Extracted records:
○ ○ ○
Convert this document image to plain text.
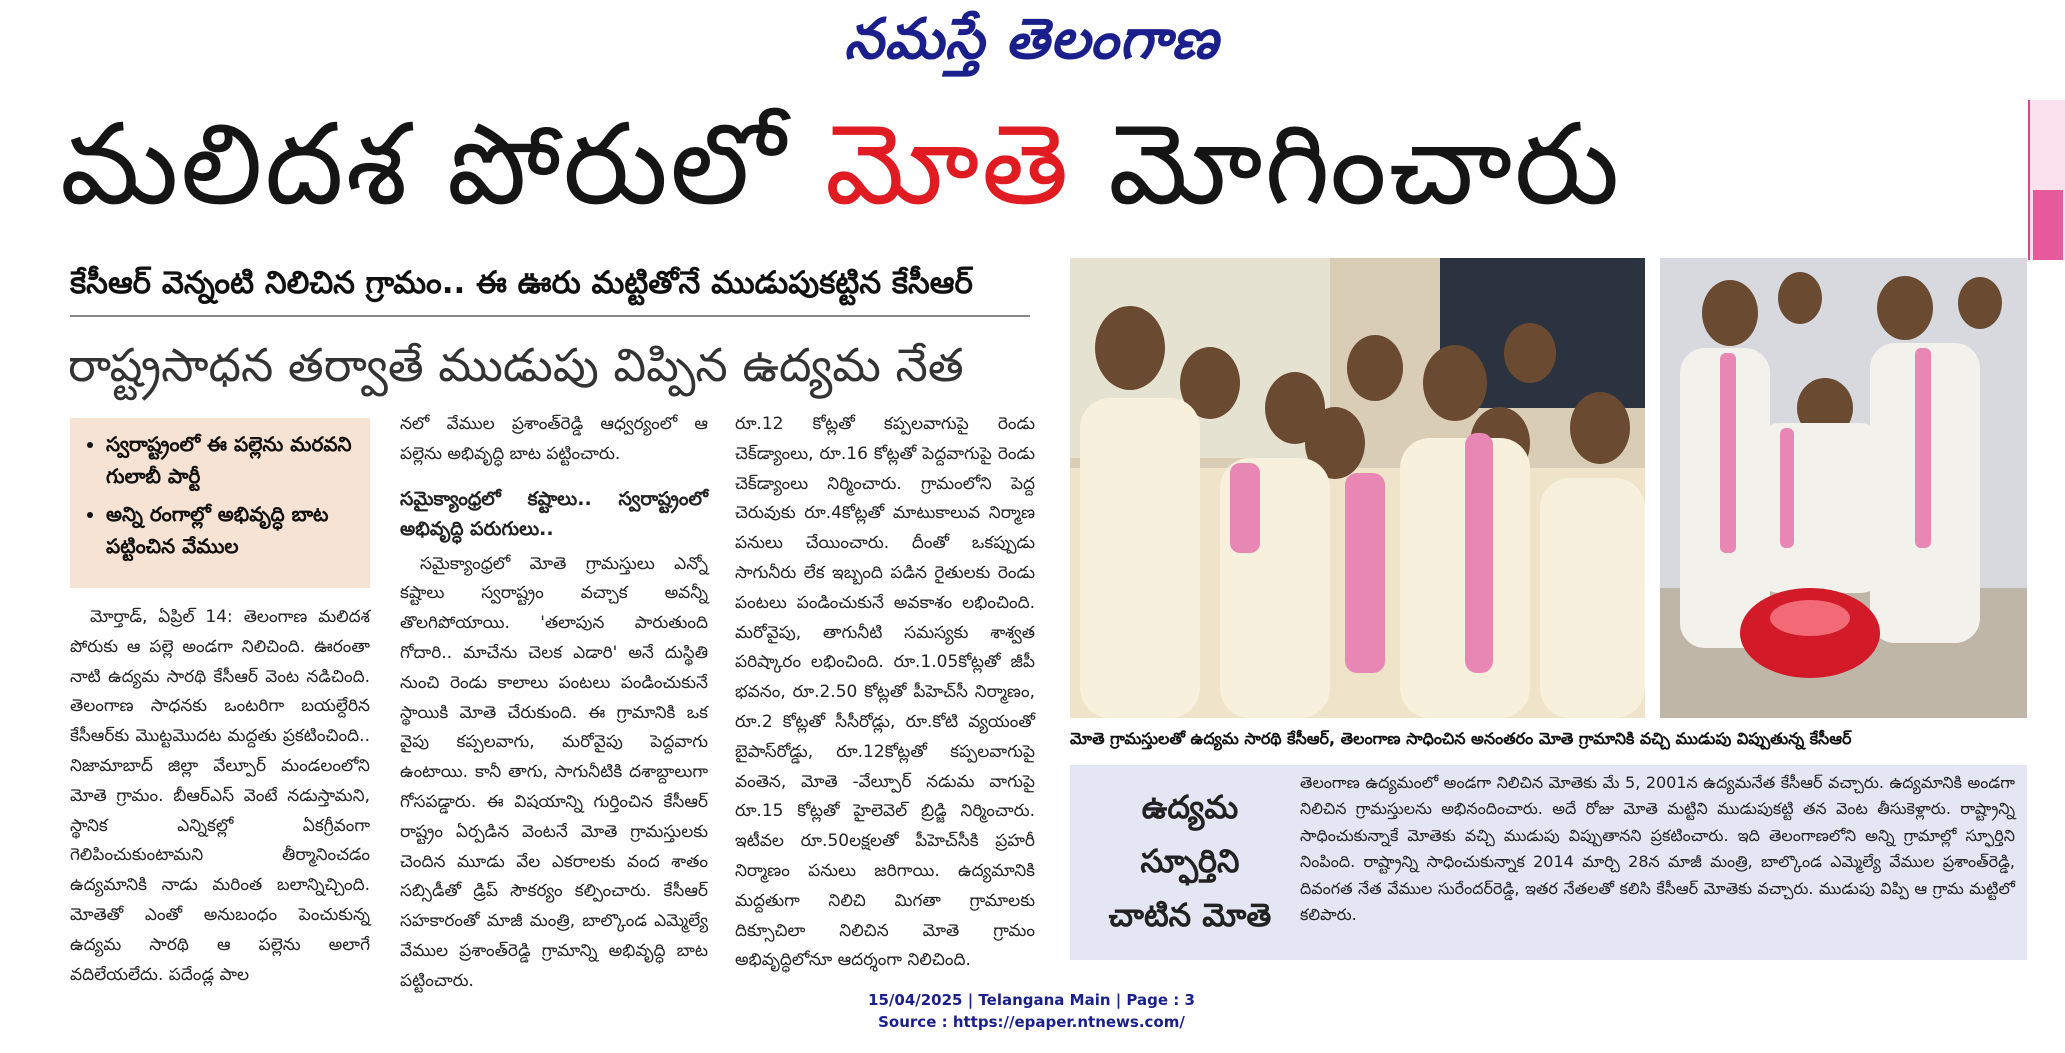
నమస్తే తెలంగాణ
మలిదశ పోరులో మోతె మోగించారు
కేసీఆర్ వెన్నంటి నిలిచిన గ్రామం.. ఈ ఊరు మట్టితోనే ముడుపుకట్టిన కేసీఆర్
రాష్ట్రసాధన తర్వాతే ముడుపు విప్పిన ఉద్యమ నేత
• స్వరాష్ట్రంలో ఈ పల్లెను మరవని గులాబీ పార్టీ
• అన్ని రంగాల్లో అభివృద్ధి బాట పట్టించిన వేముల

మోర్తాడ్, ఏప్రిల్ 14: తెలంగాణ మలిదశ పోరుకు ఆ పల్లె అండగా నిలిచింది. ఊరంతా నాటి ఉద్యమ సారథి కేసీఆర్ వెంట నడిచింది. తెలంగాణ సాధనకు ఒంటరిగా బయల్దేరిన కేసీఆర్‌కు మొట్టమొదట మద్దతు ప్రకటించింది.. నిజామాబాద్ జిల్లా వేల్పూర్ మండలంలోని మోతె గ్రామం. బీఆర్ఎస్ వెంటే నడుస్తామని, స్థానిక ఎన్నికల్లో ఏకగ్రీవంగా గెలిపించుకుంటామని తీర్మానించడం ఉద్యమానికి నాడు మరింత బలాన్నిచ్చింది. మోతెతో ఎంతో అనుబంధం పెంచుకున్న ఉద్యమ సారథి ఆ పల్లెను అలాగే వదిలేయలేదు. పదేండ్ల పాల

నలో వేముల ప్రశాంత్‌రెడ్డి ఆధ్వర్యంలో ఆ పల్లెను అభివృద్ధి బాట పట్టించారు.

సమైక్యాంధ్రలో కష్టాలు.. స్వరాష్ట్రంలో అభివృద్ధి పరుగులు..

సమైక్యాంధ్రలో మోతె గ్రామస్తులు ఎన్నో కష్టాలు స్వరాష్ట్రం వచ్చాక అవన్నీ తొలగిపోయాయి. 'తలాపున పారుతుంది గోదారి.. మాచేను చెలక ఎడారి' అనే దుస్థితి నుంచి రెండు కాలాలు పంటలు పండించుకునే స్థాయికి మోతె చేరుకుంది. ఈ గ్రామానికి ఒక వైపు కప్పలవాగు, మరోవైపు పెద్దవాగు ఉంటాయి. కానీ తాగు, సాగునీటికి దశాబ్దాలుగా గోసపడ్డారు. ఈ విషయాన్ని గుర్తించిన కేసీఆర్ రాష్ట్రం ఏర్పడిన వెంటనే మోతె గ్రామస్తులకు చెందిన మూడు వేల ఎకరాలకు వంద శాతం సబ్సిడీతో డ్రిప్ సౌకర్యం కల్పించారు. కేసీఆర్ సహకారంతో మాజీ మంత్రి, బాల్కొండ ఎమ్మెల్యే వేముల ప్రశాంత్‌రెడ్డి గ్రామాన్ని అభివృద్ధి బాట పట్టించారు.

రూ.12 కోట్లతో కప్పలవాగుపై రెండు చెక్‌డ్యాంలు, రూ.16 కోట్లతో పెద్దవాగుపై రెండు చెక్‌డ్యాంలు నిర్మించారు. గ్రామంలోని పెద్ద చెరువుకు రూ.4కోట్లతో మాటుకాలువ నిర్మాణ పనులు చేయించారు. దీంతో ఒకప్పుడు సాగునీరు లేక ఇబ్బంది పడిన రైతులకు రెండు పంటలు పండించుకునే అవకాశం లభించింది. మరోవైపు, తాగునీటి సమస్యకు శాశ్వత పరిష్కారం లభించింది. రూ.1.05కోట్లతో జీపీ భవనం, రూ.2.50 కోట్లతో పీహెచ్‌సీ నిర్మాణం, రూ.2 కోట్లతో సీసీరోడ్లు, రూ.కోటి వ్యయంతో బైపాస్‌రోడ్డు, రూ.12కోట్లతో కప్పలవాగుపై వంతెన, మోతె -వేల్పూర్ నడుమ వాగుపై రూ.15 కోట్లతో హైలెవెల్ బ్రిడ్జి నిర్మించారు. ఇటీవల రూ.50లక్షలతో పీహెచ్‌సీకి ప్రహరీ నిర్మాణం పనులు జరిగాయి. ఉద్యమానికి మద్దతుగా నిలిచి మిగతా గ్రామాలకు దిక్సూచిలా నిలిచిన మోతె గ్రామం అభివృద్ధిలోనూ ఆదర్శంగా నిలిచింది.

మోతె గ్రామస్తులతో ఉద్యమ సారథి కేసీఆర్, తెలంగాణ సాధించిన అనంతరం మోతె గ్రామానికి వచ్చి ముడుపు విప్పుతున్న కేసీఆర్
ఉద్యమ
స్ఫూర్తిని
చాటిన మోతె
తెలంగాణ ఉద్యమంలో అండగా నిలిచిన మోతెకు మే 5, 2001న ఉద్యమనేత కేసీఆర్ వచ్చారు. ఉద్యమానికి అండగా నిలిచిన గ్రామస్తులను అభినందించారు. అదే రోజు మోతె మట్టిని ముడుపుకట్టి తన వెంట తీసుకెళ్లారు. రాష్ట్రాన్ని సాధించుకున్నాకే మోతెకు వచ్చి ముడుపు విప్పుతానని ప్రకటించారు. ఇది తెలంగాణలోని అన్ని గ్రామాల్లో స్ఫూర్తిని నింపింది. రాష్ట్రాన్ని సాధించుకున్నాక 2014 మార్చి 28న మాజీ మంత్రి, బాల్కొండ ఎమ్మెల్యే వేముల ప్రశాంత్‌రెడ్డి, దివంగత నేత వేముల సురేందర్‌రెడ్డి, ఇతర నేతలతో కలిసి కేసీఆర్ మోతెకు వచ్చారు. ముడుపు విప్పి ఆ గ్రామ మట్టిలో కలిపారు.
15/04/2025 | Telangana Main | Page : 3
Source : https://epaper.ntnews.com/
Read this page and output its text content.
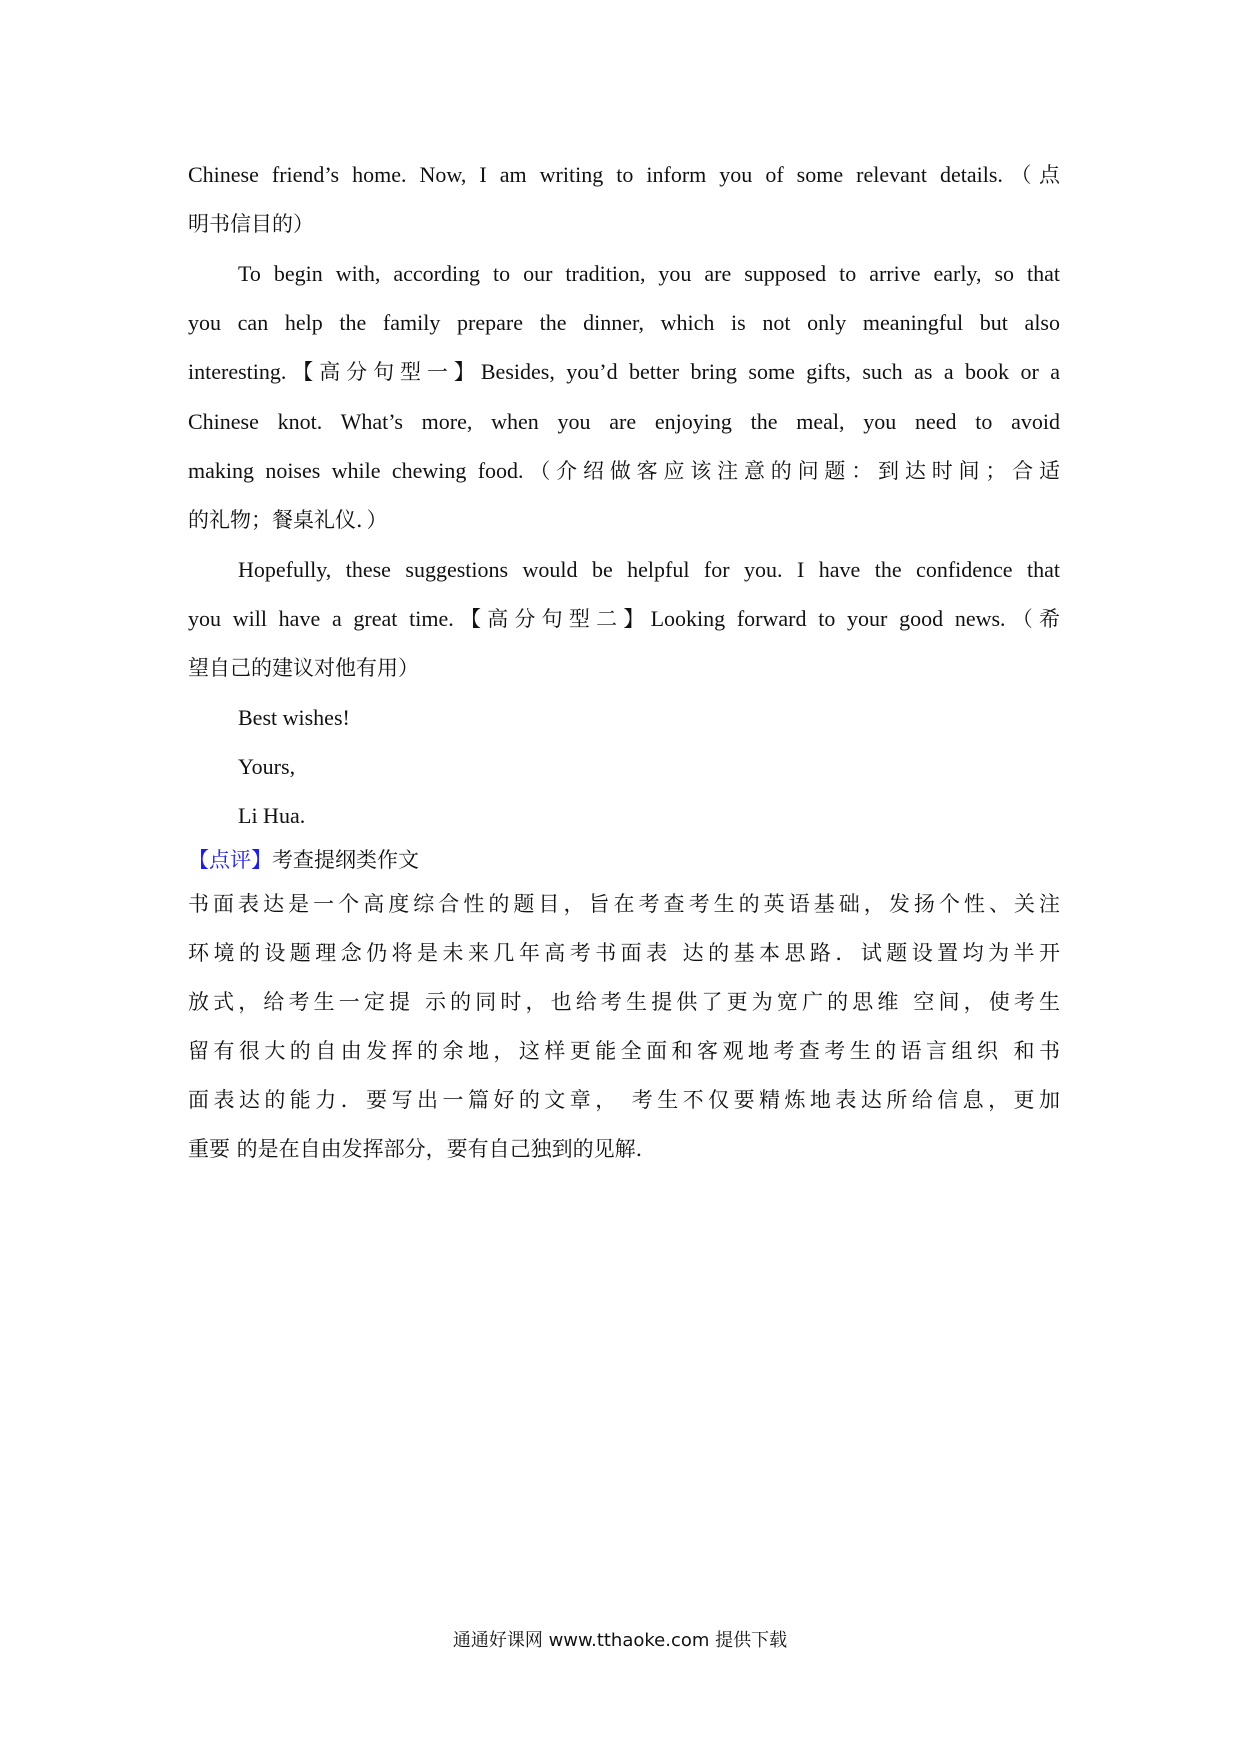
Chinese friend’s home. Now, I am writing to inform you of some relevant details.（点
明书信目的）
To begin with, according to our tradition, you are supposed to arrive early, so that
you can help the family prepare the dinner, which is not only meaningful but also
interesting.【高分句型一】Besides, you’d better bring some gifts, such as a book or a
Chinese knot. What’s more, when you are enjoying the meal, you need to avoid
making noises while chewing food.（介绍做客应该注意的问题：到达时间；合适
的礼物；餐桌礼仪．）
Hopefully, these suggestions would be helpful for you. I have the confidence that
you will have a great time.【高分句型二】Looking forward to your good news.（希
望自己的建议对他有用）
Best wishes!
Yours,
Li Hua.
【点评】考查提纲类作文
书面表达是一个高度综合性的题目，旨在考查考生的英语基础，发扬个性、关注
环境的设题理念仍将是未来几年高考书面表 达的基本思路．试题设置均为半开
放式，给考生一定提 示的同时，也给考生提供了更为宽广的思维 空间，使考生
留有很大的自由发挥的余地，这样更能全面和客观地考查考生的语言组织 和书
面表达的能力．要写出一篇好的文章， 考生不仅要精炼地表达所给信息，更加
重要 的是在自由发挥部分，要有自己独到的见解．
通通好课网 www.tthaoke.com 提供下载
○ ○ ○
*REQUIREMENT:* With pictures omitted, copy exactly the lines from the one containing "Read this page and output its text content." through the final line of the listing, both included.

*SOLUTION FOR THIS PROBLEM:*
Read this page and output its text content.
Chinese friend’s home. Now, I am writing to inform you of some relevant details.（点
明书信目的）
To begin with, according to our tradition, you are supposed to arrive early, so that
you can help the family prepare the dinner, which is not only meaningful but also
interesting.【高分句型一】Besides, you’d better bring some gifts, such as a book or a
Chinese knot. What’s more, when you are enjoying the meal, you need to avoid
making noises while chewing food.（介绍做客应该注意的问题：到达时间；合适
的礼物；餐桌礼仪．）
Hopefully, these suggestions would be helpful for you. I have the confidence that
you will have a great time.【高分句型二】Looking forward to your good news.（希
望自己的建议对他有用）
Best wishes!
Yours,
Li Hua.
【点评】考查提纲类作文
书面表达是一个高度综合性的题目，旨在考查考生的英语基础，发扬个性、关注
环境的设题理念仍将是未来几年高考书面表 达的基本思路．试题设置均为半开
放式，给考生一定提 示的同时，也给考生提供了更为宽广的思维 空间，使考生
留有很大的自由发挥的余地，这样更能全面和客观地考查考生的语言组织 和书
面表达的能力．要写出一篇好的文章， 考生不仅要精炼地表达所给信息，更加
重要 的是在自由发挥部分，要有自己独到的见解．
通通好课网 www.tthaoke.com 提供下载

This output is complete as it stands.